* [Stated task] For each line that holds "gerilimi", copy the line out.

══ Data

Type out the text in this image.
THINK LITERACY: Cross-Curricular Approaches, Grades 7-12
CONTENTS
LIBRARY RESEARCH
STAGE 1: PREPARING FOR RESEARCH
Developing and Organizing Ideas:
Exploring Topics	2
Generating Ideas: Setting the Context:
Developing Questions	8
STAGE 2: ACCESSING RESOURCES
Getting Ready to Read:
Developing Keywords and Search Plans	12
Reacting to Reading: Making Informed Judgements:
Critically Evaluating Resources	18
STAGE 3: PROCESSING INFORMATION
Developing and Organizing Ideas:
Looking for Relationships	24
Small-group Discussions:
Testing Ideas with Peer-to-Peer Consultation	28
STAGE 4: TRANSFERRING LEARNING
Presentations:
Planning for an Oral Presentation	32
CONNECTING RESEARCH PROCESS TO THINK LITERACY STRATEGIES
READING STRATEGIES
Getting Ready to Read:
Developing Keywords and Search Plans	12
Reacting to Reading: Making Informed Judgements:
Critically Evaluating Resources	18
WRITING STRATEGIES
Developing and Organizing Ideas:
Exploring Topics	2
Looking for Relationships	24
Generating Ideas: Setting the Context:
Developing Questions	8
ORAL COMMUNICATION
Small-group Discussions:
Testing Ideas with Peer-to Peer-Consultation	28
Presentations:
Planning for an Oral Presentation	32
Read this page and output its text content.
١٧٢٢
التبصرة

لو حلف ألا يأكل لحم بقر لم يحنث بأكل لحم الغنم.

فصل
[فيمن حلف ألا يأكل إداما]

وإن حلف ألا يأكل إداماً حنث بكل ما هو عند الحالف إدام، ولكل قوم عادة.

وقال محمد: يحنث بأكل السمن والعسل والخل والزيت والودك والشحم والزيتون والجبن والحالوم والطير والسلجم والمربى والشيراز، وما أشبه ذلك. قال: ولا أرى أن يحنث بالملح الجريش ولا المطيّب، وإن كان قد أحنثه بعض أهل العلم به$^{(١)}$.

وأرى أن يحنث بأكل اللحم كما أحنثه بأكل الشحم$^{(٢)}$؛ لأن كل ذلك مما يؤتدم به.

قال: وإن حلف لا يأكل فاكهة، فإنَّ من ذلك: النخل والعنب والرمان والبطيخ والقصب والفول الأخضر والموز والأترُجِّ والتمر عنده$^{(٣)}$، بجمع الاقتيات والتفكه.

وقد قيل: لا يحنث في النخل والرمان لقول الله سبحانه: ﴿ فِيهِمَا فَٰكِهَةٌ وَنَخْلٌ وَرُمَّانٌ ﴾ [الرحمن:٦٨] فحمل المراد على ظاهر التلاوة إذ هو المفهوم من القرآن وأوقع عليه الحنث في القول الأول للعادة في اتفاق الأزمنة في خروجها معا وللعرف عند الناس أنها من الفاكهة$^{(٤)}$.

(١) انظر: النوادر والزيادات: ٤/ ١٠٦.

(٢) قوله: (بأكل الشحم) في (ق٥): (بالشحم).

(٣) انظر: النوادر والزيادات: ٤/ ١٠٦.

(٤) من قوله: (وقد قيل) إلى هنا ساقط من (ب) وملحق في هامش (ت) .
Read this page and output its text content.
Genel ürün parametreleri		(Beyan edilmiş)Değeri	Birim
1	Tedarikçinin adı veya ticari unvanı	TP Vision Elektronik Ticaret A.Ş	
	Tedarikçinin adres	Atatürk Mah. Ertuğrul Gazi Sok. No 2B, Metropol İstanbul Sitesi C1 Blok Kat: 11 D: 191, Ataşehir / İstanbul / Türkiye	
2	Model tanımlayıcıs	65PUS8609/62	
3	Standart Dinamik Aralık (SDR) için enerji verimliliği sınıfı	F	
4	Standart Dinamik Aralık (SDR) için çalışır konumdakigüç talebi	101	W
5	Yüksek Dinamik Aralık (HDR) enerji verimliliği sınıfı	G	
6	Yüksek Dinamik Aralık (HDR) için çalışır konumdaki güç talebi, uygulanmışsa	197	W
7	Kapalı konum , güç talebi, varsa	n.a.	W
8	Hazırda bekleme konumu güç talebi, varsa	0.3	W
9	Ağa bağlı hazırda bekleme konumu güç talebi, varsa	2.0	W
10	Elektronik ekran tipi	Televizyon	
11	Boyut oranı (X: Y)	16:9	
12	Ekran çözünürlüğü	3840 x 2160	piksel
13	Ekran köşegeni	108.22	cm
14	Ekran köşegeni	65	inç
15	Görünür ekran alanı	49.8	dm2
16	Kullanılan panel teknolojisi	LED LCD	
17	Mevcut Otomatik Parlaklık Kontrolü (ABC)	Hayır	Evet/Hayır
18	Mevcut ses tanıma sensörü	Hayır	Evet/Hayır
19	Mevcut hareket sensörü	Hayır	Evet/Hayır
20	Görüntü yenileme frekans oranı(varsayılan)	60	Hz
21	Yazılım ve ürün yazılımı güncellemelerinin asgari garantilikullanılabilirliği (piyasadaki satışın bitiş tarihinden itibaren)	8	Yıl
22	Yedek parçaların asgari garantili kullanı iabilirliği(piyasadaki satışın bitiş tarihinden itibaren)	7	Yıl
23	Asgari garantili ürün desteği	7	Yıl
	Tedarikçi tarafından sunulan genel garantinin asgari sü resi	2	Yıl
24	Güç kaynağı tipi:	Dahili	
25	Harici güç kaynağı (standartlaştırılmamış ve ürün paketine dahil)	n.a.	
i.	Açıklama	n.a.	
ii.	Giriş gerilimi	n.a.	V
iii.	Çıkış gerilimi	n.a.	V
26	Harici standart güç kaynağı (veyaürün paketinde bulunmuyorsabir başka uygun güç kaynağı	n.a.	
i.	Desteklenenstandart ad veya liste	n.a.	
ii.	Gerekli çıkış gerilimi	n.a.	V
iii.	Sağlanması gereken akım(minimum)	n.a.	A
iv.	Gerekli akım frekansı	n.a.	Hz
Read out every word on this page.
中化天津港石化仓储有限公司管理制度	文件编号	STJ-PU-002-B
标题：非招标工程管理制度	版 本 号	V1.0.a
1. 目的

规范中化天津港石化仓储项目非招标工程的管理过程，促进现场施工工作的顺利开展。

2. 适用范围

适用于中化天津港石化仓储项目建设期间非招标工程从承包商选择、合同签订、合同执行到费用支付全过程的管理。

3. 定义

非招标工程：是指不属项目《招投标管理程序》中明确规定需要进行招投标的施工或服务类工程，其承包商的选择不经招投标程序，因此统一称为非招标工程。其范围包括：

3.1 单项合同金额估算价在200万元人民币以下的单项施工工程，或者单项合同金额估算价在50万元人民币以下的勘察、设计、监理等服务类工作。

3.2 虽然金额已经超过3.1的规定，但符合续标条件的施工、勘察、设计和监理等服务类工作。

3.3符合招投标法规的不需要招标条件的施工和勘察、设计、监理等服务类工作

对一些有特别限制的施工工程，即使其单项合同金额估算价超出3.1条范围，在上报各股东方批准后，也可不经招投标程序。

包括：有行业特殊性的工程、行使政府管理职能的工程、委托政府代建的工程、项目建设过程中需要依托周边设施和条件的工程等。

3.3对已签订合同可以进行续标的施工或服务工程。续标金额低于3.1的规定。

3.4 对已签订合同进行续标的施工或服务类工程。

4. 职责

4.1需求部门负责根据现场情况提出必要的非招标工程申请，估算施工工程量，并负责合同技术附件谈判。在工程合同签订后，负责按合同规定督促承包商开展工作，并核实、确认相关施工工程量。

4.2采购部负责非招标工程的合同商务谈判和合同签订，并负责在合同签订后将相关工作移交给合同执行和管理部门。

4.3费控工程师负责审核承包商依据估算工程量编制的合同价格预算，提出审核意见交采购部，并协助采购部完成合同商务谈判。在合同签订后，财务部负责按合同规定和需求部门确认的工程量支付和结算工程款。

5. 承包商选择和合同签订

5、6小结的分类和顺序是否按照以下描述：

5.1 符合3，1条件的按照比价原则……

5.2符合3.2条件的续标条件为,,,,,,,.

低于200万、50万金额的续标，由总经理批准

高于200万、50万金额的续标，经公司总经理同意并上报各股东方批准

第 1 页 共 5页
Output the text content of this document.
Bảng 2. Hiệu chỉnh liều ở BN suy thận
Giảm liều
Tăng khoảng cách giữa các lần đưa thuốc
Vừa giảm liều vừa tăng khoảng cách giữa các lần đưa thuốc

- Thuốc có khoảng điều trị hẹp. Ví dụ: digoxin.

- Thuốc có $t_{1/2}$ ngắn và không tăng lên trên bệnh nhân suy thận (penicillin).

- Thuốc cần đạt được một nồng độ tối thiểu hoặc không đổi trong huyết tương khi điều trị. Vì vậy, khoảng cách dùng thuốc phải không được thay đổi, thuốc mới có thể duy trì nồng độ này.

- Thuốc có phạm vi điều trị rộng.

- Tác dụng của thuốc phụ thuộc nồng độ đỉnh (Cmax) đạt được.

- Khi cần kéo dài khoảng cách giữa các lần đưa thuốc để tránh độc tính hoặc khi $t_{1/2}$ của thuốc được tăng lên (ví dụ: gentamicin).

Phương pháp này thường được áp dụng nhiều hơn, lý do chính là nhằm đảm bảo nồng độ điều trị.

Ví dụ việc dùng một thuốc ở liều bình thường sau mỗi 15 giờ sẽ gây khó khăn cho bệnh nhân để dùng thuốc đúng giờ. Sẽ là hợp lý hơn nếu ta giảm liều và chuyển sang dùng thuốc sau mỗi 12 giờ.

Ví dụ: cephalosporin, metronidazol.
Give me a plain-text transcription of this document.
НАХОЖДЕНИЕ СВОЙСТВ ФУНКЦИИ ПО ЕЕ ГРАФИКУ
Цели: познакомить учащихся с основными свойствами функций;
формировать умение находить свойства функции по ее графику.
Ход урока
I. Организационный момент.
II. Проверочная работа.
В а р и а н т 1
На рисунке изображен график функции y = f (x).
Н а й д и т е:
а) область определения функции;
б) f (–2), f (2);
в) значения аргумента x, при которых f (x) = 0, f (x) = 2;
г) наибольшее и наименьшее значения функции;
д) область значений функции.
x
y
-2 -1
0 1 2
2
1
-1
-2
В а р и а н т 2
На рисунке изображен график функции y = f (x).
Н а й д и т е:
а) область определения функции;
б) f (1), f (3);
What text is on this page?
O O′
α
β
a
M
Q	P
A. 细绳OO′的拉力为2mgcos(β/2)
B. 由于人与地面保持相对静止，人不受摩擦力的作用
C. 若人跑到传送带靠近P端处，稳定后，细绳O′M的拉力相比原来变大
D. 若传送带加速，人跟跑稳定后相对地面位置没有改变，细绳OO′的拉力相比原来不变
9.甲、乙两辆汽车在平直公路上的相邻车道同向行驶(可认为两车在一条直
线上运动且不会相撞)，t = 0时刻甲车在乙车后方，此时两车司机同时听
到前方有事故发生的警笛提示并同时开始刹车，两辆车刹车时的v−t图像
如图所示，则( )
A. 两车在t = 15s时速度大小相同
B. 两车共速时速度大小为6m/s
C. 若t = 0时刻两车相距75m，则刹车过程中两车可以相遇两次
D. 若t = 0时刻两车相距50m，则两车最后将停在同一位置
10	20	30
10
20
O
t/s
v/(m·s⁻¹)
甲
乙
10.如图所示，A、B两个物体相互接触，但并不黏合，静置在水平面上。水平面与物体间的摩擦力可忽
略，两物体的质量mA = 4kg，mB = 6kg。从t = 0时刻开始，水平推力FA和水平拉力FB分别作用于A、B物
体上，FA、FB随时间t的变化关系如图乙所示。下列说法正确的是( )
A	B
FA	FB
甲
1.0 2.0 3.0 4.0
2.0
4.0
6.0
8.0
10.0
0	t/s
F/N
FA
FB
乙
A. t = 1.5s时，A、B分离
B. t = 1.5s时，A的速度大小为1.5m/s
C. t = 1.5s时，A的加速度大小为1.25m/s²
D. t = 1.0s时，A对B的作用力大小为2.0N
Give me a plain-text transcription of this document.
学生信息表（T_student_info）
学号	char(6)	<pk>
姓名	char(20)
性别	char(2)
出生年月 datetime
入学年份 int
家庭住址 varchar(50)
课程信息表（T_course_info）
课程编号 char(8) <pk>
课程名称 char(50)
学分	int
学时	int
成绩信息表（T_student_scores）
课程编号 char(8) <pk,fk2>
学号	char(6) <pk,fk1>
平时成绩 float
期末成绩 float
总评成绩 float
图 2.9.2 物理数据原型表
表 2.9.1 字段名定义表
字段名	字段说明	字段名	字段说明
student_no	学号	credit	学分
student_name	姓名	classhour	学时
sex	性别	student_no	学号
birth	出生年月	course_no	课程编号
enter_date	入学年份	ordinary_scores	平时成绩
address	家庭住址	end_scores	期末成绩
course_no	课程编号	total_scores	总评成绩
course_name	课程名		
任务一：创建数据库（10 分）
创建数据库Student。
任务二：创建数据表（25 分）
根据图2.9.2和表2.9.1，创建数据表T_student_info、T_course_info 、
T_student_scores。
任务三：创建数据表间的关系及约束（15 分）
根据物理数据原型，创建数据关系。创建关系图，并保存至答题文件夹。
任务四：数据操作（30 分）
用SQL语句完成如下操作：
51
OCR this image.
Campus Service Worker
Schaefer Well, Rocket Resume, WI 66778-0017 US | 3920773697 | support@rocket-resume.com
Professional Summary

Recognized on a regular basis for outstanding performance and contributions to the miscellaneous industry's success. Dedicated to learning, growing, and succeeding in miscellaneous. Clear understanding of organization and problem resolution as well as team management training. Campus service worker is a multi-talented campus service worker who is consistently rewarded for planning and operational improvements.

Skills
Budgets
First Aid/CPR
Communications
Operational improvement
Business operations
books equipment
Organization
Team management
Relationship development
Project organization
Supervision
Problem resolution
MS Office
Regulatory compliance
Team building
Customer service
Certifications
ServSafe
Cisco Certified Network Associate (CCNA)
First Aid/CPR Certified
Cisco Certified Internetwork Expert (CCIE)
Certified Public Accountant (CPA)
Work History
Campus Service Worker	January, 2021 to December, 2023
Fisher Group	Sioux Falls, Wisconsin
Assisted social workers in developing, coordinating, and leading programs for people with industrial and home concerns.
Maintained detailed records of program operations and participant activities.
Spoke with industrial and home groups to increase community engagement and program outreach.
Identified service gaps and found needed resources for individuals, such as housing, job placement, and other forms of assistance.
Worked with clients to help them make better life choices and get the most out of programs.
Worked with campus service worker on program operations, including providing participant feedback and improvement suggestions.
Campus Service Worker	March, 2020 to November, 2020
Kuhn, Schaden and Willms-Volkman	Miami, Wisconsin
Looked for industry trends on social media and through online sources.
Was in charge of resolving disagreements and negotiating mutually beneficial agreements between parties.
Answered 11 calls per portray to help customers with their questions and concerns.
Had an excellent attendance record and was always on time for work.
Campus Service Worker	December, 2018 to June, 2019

════

* [Reply to the task]
ii.	Giriş gerilimi	n.a.	V
iii.	Çıkış gerilimi	n.a.	V
ii.	Gerekli çıkış gerilimi	n.a.	V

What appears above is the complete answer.